■ EXERCISE DESCRIPTION
Below are some records. How many of their lines contain the string "JSON"? Give the number only.

■ ENTRIES PROVIDED
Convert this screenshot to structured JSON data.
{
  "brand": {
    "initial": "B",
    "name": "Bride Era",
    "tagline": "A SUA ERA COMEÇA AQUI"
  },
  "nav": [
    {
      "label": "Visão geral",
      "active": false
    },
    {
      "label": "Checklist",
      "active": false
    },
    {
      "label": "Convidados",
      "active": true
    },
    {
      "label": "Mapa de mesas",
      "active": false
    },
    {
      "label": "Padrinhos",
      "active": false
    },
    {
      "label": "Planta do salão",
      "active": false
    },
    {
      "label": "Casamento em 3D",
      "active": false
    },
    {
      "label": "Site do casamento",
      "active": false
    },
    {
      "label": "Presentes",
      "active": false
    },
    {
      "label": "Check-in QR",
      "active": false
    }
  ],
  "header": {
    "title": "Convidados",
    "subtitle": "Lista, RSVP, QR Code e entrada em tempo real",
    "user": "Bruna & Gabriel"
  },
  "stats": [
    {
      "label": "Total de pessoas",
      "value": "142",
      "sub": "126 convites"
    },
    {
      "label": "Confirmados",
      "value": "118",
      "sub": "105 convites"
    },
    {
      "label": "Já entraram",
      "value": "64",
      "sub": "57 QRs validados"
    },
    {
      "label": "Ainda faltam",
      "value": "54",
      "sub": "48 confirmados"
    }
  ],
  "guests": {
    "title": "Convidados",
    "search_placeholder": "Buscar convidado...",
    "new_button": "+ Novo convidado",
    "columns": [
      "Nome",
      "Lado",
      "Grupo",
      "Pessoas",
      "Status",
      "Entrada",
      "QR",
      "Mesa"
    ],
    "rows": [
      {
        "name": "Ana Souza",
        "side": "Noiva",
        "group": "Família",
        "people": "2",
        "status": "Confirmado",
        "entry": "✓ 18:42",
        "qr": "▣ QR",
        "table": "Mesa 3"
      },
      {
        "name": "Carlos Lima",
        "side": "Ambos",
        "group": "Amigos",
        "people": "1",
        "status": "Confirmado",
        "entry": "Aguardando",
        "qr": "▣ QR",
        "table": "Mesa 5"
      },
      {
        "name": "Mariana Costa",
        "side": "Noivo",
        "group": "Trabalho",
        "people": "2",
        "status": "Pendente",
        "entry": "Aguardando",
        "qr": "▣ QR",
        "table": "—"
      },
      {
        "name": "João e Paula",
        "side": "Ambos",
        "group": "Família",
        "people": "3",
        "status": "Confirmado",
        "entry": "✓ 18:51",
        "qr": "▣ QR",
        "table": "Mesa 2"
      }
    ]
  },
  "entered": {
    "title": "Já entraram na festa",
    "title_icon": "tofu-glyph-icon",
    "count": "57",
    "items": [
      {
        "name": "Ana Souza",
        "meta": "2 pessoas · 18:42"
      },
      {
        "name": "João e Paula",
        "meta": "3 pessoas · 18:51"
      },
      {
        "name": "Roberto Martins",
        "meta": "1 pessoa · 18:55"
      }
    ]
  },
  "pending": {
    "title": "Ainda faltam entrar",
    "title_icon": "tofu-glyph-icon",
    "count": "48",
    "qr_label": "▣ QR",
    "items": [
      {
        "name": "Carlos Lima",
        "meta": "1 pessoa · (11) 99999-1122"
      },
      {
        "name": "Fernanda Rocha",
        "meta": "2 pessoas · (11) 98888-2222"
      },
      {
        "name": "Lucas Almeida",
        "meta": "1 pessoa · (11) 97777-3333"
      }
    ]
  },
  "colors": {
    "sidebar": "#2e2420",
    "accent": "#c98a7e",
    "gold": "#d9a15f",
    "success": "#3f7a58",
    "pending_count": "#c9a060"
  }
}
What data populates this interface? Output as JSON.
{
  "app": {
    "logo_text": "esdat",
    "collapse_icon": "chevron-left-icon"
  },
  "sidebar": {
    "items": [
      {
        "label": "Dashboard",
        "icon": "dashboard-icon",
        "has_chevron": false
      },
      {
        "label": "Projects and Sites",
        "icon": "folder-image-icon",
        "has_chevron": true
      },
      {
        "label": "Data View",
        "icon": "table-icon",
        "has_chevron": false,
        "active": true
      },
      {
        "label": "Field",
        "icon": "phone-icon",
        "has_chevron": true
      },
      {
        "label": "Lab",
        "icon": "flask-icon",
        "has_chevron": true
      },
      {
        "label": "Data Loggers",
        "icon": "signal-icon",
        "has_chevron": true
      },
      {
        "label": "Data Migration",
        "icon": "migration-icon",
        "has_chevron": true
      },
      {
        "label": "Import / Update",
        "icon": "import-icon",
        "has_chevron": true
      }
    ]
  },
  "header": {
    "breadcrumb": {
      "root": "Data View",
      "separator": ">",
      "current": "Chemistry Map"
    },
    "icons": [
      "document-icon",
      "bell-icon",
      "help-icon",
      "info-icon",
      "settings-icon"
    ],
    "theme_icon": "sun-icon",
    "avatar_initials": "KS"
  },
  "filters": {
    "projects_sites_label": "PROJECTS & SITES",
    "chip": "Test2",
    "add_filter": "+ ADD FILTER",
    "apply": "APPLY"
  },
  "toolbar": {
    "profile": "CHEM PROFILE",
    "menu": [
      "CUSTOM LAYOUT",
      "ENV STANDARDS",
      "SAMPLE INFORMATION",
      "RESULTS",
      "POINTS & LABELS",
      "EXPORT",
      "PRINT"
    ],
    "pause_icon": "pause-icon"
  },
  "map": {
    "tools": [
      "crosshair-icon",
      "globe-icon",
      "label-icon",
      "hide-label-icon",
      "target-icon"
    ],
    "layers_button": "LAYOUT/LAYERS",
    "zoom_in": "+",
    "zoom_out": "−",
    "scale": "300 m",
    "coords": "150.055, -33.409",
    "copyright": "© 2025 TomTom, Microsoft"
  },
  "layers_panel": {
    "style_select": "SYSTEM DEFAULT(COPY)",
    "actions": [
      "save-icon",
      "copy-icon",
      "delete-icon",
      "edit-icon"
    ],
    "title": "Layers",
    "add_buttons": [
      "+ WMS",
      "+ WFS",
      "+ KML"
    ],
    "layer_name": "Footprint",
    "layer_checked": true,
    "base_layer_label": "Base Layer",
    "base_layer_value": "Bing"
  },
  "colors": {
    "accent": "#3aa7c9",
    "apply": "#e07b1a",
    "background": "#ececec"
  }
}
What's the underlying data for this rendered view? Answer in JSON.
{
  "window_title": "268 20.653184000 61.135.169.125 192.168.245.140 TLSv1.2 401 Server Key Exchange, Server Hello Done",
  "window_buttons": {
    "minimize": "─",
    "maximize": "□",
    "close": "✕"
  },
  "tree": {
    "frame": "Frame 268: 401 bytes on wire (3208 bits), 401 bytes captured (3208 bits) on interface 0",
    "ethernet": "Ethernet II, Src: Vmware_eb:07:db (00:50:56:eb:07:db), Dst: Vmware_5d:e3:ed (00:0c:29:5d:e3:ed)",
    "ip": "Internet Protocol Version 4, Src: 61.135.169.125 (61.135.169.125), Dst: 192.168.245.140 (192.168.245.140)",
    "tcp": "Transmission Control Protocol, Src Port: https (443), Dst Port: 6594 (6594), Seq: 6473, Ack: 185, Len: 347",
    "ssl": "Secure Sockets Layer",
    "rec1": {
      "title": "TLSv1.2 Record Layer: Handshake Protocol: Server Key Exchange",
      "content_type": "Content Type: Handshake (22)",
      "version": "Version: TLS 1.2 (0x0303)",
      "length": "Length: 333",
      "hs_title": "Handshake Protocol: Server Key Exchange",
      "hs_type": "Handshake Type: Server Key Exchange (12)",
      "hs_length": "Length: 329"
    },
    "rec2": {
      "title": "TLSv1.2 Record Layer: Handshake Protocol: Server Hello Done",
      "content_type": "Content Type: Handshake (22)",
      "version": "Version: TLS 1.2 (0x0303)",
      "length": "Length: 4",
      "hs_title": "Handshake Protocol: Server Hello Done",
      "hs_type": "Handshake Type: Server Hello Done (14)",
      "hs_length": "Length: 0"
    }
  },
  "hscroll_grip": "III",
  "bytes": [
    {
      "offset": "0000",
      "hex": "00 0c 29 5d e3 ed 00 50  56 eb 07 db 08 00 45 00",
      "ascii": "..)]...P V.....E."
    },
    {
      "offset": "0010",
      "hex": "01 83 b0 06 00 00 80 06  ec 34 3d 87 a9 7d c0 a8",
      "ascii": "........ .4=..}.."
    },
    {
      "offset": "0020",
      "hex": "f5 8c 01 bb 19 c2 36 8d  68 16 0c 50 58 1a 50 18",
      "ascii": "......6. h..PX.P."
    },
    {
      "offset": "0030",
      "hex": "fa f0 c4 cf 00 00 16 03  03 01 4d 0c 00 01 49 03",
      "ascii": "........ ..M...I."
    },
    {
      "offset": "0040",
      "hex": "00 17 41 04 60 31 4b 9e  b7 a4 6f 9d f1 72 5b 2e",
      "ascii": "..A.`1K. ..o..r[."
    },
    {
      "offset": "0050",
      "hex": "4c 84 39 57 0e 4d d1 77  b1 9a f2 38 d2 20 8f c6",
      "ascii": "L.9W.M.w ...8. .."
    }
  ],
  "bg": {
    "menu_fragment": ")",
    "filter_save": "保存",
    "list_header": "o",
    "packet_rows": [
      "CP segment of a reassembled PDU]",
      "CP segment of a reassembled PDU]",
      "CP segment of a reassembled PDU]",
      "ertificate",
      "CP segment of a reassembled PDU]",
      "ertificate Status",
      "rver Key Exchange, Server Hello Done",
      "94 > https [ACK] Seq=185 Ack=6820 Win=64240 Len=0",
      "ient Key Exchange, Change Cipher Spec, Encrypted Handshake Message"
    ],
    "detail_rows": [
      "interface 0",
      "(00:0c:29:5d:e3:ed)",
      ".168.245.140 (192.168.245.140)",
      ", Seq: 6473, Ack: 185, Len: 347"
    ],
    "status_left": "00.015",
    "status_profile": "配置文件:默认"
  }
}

■ SOLUTION TO THIS TASK
3